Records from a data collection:
>>>>
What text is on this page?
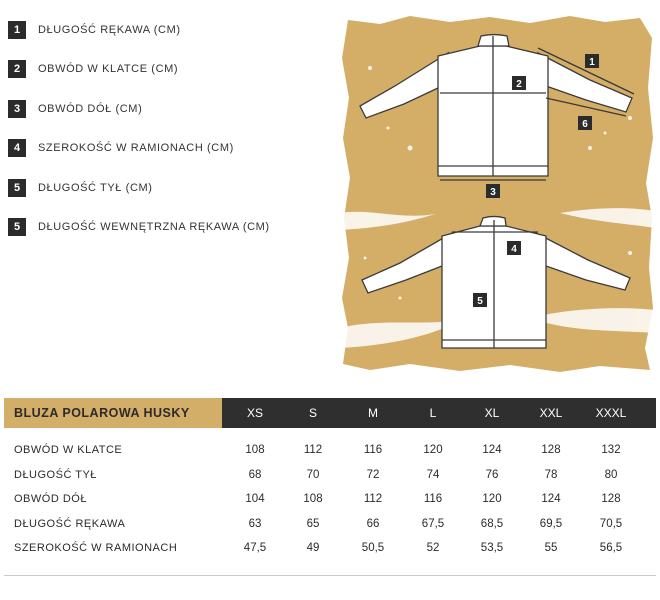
1	DŁUGOŚĆ RĘKAWA (CM)
2	OBWÓD W KLATCE (CM)
3	OBWÓD DÓŁ (CM)
4	SZEROKOŚĆ W RAMIONACH (CM)
5	DŁUGOŚĆ TYŁ (CM)
5	DŁUGOŚĆ WEWNĘTRZNA RĘKAWA (CM)
1
2
6
3
4
5
BLUZA POLAROWA HUSKY	XS	S	M	L	XL	XXL	XXXL
OBWÓD W KLATCE	108	112	116	120	124	128	132
DŁUGOŚĆ TYŁ	68	70	72	74	76	78	80
OBWÓD DÓŁ	104	108	112	116	120	124	128
DŁUGOŚĆ RĘKAWA	63	65	66	67,5	68,5	69,5	70,5
SZEROKOŚĆ W RAMIONACH	47,5	49	50,5	52	53,5	55	56,5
<<<<
Find all lines with "RAMIONACH" in them and copy each one.

Answer below:
4	SZEROKOŚĆ W RAMIONACH (CM)
SZEROKOŚĆ W RAMIONACH	47,5	49	50,5	52	53,5	55	56,5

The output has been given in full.